- **Stated goal**:
Retype the complete listing exactly as it appears.

- **Data for processing**:
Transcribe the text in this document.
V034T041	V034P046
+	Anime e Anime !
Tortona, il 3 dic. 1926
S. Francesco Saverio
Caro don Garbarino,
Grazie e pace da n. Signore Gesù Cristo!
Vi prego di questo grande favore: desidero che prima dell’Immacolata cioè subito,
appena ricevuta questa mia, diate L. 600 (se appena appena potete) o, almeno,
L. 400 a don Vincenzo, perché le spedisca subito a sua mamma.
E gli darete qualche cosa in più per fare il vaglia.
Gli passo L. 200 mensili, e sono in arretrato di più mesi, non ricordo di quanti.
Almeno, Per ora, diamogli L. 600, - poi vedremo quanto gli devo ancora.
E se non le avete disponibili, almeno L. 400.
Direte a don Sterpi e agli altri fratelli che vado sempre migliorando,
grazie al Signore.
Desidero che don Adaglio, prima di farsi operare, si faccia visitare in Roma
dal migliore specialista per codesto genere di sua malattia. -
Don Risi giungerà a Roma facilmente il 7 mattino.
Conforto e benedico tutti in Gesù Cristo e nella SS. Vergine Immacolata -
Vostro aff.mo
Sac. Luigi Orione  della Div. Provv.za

- **Full output**:
Transcribe the text in this document.
V034T041	V034P046
+	Anime e Anime !
Tortona, il 3 dic. 1926
S. Francesco Saverio
Caro don Garbarino,
Grazie e pace da n. Signore Gesù Cristo!
Vi prego di questo grande favore: desidero che prima dell’Immacolata cioè subito,
appena ricevuta questa mia, diate L. 600 (se appena appena potete) o, almeno,
L. 400 a don Vincenzo, perché le spedisca subito a sua mamma.
E gli darete qualche cosa in più per fare il vaglia.
Gli passo L. 200 mensili, e sono in arretrato di più mesi, non ricordo di quanti.
Almeno, Per ora, diamogli L. 600, - poi vedremo quanto gli devo ancora.
E se non le avete disponibili, almeno L. 400.
Direte a don Sterpi e agli altri fratelli che vado sempre migliorando,
grazie al Signore.
Desidero che don Adaglio, prima di farsi operare, si faccia visitare in Roma
dal migliore specialista per codesto genere di sua malattia. -
Don Risi giungerà a Roma facilmente il 7 mattino.
Conforto e benedico tutti in Gesù Cristo e nella SS. Vergine Immacolata -
Vostro aff.mo
Sac. Luigi Orione  della Div. Provv.za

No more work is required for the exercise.